#### Objective
What is needed is an exact repeat of the lines from the line containing "Type out the text in this image." through the final line of the entries below, and nothing else.

========

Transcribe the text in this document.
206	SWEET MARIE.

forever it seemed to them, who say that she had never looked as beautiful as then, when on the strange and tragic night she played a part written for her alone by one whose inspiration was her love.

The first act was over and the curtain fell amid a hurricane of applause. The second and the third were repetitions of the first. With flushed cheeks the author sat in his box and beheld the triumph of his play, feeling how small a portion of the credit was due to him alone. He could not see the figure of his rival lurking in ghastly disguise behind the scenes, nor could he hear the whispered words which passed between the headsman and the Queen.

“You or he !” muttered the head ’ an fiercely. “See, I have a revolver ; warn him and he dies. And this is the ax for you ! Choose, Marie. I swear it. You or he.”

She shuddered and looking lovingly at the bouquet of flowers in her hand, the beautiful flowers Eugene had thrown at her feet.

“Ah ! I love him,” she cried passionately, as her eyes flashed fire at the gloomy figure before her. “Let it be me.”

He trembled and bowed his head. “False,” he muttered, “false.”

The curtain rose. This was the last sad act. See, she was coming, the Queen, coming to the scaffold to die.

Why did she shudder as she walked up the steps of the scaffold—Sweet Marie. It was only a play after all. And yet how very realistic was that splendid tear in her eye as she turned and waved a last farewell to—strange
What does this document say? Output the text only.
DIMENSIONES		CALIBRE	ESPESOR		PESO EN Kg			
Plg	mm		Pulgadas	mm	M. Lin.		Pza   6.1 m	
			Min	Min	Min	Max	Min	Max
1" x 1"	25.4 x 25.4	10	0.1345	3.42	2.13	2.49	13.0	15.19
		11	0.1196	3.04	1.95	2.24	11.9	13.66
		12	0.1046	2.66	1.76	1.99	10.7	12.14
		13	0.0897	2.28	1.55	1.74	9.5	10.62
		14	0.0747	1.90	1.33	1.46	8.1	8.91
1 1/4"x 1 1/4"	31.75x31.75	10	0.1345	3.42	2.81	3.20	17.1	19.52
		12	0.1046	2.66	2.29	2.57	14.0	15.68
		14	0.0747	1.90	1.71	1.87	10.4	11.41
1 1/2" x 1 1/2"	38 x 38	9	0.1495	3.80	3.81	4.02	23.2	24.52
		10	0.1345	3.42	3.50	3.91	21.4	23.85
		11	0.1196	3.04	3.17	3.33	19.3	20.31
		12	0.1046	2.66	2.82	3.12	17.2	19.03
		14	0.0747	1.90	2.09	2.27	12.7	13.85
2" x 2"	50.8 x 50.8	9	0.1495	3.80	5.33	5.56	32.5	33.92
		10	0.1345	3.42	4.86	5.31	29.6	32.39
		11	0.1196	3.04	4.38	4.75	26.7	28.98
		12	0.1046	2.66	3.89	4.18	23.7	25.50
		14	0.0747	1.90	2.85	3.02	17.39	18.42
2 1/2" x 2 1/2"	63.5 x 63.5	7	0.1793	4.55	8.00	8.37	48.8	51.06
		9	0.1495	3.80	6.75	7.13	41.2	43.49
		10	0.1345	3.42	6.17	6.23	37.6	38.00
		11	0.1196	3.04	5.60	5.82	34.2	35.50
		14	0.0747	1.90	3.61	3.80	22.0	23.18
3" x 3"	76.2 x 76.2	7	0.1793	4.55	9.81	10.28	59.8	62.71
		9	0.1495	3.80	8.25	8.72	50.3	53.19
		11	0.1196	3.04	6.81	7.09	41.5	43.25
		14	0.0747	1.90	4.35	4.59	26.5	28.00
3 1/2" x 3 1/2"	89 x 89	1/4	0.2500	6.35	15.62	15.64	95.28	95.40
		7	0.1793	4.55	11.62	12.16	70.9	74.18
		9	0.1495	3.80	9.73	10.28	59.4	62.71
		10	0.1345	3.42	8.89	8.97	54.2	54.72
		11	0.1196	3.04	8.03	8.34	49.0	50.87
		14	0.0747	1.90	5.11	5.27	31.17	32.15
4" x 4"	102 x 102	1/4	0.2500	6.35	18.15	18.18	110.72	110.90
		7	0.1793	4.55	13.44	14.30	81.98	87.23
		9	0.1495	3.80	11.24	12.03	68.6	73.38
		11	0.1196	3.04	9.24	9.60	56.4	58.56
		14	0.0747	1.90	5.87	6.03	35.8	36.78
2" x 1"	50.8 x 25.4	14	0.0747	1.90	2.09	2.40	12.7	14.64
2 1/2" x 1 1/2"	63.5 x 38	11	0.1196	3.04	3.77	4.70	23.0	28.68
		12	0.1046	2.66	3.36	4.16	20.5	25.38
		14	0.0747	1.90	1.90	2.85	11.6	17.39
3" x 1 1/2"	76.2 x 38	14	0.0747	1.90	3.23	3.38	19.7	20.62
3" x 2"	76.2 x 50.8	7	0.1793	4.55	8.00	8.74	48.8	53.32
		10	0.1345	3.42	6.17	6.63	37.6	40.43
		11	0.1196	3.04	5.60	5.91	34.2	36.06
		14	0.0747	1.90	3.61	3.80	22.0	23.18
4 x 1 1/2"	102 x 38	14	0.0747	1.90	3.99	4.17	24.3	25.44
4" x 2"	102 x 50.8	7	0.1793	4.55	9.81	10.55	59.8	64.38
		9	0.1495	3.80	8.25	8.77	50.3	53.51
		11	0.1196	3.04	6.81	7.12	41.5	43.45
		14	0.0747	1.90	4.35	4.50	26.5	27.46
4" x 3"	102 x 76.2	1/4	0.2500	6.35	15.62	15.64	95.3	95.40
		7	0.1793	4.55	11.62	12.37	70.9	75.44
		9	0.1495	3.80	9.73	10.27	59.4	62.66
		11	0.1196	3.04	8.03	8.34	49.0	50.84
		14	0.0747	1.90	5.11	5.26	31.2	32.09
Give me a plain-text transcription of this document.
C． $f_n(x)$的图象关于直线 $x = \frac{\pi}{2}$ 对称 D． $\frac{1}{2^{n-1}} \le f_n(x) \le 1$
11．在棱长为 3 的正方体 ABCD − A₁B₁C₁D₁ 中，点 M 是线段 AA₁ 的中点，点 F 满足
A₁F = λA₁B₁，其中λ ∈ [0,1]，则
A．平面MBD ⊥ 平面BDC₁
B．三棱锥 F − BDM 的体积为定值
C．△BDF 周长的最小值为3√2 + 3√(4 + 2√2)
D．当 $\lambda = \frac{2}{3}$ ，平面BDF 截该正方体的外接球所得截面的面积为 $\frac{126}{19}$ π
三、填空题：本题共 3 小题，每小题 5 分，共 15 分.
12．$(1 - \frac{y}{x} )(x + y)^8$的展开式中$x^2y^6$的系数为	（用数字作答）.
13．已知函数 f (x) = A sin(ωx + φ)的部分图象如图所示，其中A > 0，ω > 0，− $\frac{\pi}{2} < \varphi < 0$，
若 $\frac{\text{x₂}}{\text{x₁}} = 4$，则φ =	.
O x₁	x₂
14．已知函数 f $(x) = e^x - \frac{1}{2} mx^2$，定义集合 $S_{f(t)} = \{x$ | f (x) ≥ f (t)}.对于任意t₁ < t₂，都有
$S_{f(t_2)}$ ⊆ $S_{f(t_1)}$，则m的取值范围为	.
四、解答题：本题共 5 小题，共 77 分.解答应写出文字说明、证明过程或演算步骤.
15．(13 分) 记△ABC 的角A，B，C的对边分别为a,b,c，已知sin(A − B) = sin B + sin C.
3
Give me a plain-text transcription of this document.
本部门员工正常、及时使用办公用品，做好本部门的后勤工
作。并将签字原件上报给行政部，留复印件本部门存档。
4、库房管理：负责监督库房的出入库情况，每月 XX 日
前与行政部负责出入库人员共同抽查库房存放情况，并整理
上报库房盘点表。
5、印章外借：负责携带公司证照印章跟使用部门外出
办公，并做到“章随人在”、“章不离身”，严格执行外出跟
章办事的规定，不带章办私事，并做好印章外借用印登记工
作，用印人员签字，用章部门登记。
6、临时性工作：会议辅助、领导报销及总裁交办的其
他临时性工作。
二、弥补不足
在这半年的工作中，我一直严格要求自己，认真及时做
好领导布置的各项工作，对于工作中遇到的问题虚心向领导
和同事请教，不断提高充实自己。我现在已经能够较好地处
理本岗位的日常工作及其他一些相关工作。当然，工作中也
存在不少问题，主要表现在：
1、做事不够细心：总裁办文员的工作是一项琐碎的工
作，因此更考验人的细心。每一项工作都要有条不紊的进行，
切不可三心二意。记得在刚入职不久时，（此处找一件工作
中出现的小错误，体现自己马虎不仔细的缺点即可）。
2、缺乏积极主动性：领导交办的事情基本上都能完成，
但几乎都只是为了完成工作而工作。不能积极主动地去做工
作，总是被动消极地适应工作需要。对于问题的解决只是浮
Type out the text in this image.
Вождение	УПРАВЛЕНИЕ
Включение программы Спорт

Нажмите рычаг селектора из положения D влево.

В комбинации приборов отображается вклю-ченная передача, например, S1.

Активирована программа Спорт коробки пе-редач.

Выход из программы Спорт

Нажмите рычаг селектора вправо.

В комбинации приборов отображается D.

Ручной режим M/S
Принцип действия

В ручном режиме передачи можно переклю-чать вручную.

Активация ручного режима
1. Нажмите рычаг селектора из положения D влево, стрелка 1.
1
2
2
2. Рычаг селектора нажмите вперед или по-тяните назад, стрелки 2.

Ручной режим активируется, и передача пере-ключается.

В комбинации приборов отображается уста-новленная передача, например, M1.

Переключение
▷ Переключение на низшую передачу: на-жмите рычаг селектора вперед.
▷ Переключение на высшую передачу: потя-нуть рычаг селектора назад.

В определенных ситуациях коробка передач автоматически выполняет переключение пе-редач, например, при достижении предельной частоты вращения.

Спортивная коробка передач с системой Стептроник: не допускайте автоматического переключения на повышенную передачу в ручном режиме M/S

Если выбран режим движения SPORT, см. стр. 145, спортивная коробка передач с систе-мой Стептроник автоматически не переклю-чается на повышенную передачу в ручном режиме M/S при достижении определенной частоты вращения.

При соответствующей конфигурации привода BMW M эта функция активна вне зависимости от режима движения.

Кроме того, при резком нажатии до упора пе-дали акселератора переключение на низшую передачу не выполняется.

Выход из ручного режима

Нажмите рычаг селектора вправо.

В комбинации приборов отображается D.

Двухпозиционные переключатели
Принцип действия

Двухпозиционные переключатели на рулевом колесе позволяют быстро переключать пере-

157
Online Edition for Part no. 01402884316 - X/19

========

#### Solution for this exercise
Type out the text in this image.
Вождение	УПРАВЛЕНИЕ
Включение программы Спорт

Нажмите рычаг селектора из положения D влево.

В комбинации приборов отображается вклю-ченная передача, например, S1.

Активирована программа Спорт коробки пе-редач.

Выход из программы Спорт

Нажмите рычаг селектора вправо.

В комбинации приборов отображается D.

Ручной режим M/S
Принцип действия

В ручном режиме передачи можно переклю-чать вручную.

Активация ручного режима
1. Нажмите рычаг селектора из положения D влево, стрелка 1.
1
2
2
2. Рычаг селектора нажмите вперед или по-тяните назад, стрелки 2.

Ручной режим активируется, и передача пере-ключается.

В комбинации приборов отображается уста-новленная передача, например, M1.

Переключение
▷ Переключение на низшую передачу: на-жмите рычаг селектора вперед.
▷ Переключение на высшую передачу: потя-нуть рычаг селектора назад.

В определенных ситуациях коробка передач автоматически выполняет переключение пе-редач, например, при достижении предельной частоты вращения.

Спортивная коробка передач с системой Стептроник: не допускайте автоматического переключения на повышенную передачу в ручном режиме M/S

Если выбран режим движения SPORT, см. стр. 145, спортивная коробка передач с систе-мой Стептроник автоматически не переклю-чается на повышенную передачу в ручном режиме M/S при достижении определенной частоты вращения.

При соответствующей конфигурации привода BMW M эта функция активна вне зависимости от режима движения.

Кроме того, при резком нажатии до упора пе-дали акселератора переключение на низшую передачу не выполняется.

Выход из ручного режима

Нажмите рычаг селектора вправо.

В комбинации приборов отображается D.

Двухпозиционные переключатели
Принцип действия

Двухпозиционные переключатели на рулевом колесе позволяют быстро переключать пере-

157
Online Edition for Part no. 01402884316 - X/19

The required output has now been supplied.